Data excerpts:
^^^^^^^^
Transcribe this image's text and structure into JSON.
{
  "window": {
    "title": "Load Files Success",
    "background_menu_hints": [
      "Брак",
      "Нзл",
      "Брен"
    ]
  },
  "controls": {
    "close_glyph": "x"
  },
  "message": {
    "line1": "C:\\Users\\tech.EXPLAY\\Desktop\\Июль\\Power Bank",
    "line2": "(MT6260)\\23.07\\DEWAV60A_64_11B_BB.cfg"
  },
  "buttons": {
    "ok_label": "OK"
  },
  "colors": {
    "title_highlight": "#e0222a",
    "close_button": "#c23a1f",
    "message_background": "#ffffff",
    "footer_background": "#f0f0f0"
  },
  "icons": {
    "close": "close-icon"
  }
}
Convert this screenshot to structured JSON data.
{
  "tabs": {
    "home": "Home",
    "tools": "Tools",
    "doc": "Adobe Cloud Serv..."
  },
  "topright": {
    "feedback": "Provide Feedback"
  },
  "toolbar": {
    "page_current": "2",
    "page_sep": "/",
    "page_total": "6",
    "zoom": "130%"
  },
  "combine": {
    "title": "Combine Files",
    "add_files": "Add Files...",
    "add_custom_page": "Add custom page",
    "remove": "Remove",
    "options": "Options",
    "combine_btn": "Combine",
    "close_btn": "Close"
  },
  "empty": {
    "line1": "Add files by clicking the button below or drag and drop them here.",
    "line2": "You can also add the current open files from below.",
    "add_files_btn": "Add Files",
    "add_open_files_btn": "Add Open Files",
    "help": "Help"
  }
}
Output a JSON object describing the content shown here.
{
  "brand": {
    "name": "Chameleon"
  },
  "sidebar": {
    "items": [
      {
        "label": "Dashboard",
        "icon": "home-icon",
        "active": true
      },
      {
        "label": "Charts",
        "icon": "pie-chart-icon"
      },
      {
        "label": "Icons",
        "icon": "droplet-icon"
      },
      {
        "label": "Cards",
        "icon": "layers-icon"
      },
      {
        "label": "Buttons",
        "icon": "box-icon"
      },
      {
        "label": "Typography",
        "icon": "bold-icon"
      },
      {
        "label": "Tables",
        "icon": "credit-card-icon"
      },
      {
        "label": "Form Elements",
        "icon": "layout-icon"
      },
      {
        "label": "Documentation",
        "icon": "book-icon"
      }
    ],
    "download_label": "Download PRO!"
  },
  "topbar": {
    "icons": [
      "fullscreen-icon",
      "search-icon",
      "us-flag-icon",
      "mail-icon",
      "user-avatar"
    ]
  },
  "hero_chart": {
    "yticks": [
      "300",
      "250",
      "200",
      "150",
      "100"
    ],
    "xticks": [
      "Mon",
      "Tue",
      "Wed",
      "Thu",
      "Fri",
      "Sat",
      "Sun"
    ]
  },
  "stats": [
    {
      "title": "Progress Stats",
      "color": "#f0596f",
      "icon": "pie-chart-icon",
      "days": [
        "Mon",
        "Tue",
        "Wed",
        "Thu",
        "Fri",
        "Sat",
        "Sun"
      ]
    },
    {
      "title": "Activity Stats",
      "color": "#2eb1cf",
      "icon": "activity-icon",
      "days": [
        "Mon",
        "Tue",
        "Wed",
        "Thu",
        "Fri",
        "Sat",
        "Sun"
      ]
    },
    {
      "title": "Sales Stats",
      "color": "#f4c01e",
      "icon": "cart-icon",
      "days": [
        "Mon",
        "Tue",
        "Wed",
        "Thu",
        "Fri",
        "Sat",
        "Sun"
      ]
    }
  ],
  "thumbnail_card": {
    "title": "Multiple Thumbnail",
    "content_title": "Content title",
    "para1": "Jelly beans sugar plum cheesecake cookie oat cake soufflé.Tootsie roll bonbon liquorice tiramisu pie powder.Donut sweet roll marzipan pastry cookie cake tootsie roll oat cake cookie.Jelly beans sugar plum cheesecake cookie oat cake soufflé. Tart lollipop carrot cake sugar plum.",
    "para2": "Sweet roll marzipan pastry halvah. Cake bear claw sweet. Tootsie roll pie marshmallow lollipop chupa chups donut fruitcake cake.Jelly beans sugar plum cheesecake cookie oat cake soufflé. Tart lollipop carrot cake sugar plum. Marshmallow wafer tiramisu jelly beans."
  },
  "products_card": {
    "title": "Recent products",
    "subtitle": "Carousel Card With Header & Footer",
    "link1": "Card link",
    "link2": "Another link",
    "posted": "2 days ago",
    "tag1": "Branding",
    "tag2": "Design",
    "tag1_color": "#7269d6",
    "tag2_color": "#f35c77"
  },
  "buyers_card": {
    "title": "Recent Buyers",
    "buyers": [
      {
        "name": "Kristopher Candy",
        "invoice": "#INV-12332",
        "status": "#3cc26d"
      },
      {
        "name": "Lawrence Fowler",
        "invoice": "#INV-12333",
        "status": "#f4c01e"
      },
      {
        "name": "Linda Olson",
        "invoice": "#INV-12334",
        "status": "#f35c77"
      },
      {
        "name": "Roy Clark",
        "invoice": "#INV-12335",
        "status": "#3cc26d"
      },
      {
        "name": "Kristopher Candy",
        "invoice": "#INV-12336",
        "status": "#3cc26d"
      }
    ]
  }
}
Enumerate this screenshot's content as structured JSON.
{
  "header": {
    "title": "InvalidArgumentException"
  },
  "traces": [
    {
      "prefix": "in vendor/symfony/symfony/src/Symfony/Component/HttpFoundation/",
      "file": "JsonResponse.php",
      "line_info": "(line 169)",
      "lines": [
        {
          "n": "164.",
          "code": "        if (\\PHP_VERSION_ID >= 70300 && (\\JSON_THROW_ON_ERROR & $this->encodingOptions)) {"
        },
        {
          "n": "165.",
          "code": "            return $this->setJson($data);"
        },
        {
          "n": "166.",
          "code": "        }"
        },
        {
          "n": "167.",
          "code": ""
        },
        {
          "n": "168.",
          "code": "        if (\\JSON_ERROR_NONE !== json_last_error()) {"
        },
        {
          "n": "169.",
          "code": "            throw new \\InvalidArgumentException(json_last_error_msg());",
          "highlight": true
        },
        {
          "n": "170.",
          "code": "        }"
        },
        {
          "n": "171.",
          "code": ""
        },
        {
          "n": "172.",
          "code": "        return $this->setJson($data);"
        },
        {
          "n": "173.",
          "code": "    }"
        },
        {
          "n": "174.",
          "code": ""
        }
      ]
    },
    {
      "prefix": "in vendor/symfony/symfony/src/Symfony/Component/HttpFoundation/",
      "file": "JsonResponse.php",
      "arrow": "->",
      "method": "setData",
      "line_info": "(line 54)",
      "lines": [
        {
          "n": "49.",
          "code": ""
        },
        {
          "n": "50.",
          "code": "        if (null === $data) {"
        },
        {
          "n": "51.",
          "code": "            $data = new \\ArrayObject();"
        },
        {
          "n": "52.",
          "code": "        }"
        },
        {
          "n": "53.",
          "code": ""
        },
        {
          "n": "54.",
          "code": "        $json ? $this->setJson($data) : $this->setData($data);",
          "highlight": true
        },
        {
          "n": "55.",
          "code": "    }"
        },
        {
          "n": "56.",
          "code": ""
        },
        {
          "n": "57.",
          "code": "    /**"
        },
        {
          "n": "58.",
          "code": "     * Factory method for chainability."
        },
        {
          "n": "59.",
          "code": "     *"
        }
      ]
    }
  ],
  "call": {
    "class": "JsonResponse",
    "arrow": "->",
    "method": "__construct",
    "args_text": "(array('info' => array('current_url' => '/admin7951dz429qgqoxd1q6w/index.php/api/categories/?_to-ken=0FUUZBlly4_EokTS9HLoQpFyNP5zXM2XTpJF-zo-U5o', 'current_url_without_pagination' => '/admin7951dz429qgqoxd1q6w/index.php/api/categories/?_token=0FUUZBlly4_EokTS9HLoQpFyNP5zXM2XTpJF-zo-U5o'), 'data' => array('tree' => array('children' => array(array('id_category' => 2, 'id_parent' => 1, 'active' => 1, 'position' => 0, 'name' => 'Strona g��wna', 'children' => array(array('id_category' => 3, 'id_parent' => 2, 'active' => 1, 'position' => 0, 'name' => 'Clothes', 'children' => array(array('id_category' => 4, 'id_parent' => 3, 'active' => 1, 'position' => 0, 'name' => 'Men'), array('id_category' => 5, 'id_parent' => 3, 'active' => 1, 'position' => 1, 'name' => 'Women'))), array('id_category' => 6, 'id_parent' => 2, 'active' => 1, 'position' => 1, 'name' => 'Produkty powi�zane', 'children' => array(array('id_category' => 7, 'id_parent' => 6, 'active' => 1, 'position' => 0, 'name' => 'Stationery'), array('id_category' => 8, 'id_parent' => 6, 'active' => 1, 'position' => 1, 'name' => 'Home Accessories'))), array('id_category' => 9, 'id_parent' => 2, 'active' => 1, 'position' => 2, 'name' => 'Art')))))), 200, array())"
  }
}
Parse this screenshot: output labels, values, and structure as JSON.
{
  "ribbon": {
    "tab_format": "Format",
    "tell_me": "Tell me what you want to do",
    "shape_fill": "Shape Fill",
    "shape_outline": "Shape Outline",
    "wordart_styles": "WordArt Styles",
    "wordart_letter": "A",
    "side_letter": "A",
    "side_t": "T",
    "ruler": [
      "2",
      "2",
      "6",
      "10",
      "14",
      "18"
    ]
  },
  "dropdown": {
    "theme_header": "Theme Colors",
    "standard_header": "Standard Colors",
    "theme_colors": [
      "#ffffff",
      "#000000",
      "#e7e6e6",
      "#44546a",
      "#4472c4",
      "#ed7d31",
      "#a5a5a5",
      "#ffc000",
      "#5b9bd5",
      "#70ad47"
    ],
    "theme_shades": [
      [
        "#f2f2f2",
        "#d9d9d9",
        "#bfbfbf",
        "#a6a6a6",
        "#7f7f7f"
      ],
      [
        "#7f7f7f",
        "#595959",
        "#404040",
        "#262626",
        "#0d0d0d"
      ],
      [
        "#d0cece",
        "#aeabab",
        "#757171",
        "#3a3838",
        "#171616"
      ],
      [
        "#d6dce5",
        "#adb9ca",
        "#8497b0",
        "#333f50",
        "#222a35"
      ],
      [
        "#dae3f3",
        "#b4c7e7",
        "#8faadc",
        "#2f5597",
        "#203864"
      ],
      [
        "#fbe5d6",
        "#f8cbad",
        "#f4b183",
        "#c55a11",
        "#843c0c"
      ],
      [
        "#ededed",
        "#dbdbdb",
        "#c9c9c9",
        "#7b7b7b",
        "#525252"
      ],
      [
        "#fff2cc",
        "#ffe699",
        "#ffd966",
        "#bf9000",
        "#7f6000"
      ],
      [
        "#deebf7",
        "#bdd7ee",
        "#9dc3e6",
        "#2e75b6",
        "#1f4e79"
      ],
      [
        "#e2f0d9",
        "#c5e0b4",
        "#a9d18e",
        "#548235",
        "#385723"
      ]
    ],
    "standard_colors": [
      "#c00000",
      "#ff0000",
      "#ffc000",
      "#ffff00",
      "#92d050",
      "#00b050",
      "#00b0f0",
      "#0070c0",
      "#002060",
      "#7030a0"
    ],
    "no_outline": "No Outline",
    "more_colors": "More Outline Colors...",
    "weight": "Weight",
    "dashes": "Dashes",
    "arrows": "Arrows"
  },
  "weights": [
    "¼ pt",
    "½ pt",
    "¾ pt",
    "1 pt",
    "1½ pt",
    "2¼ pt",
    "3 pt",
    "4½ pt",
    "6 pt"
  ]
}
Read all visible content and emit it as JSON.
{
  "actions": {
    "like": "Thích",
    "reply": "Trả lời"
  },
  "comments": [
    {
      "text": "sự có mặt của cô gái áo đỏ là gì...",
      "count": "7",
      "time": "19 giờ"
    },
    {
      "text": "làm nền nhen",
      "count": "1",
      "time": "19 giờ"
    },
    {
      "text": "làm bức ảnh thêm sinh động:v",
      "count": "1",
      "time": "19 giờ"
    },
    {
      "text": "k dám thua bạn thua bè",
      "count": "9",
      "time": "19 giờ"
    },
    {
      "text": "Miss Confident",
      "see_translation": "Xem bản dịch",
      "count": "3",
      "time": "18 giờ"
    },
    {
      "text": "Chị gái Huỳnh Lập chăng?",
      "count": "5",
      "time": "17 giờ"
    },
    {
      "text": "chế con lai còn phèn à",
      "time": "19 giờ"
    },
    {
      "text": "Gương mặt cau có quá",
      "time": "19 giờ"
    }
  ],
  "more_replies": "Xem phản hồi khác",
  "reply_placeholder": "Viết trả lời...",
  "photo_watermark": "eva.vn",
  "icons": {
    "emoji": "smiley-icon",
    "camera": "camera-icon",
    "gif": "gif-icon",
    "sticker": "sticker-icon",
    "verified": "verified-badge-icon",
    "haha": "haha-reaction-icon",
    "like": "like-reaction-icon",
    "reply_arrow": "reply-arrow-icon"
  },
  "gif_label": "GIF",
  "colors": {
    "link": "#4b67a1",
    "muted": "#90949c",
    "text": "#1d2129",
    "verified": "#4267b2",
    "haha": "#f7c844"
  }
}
^^^^^^^^
Description of the task: What is the number of lines in this material that hold the string "structured"? Answer with that number only.

Exercise result: 2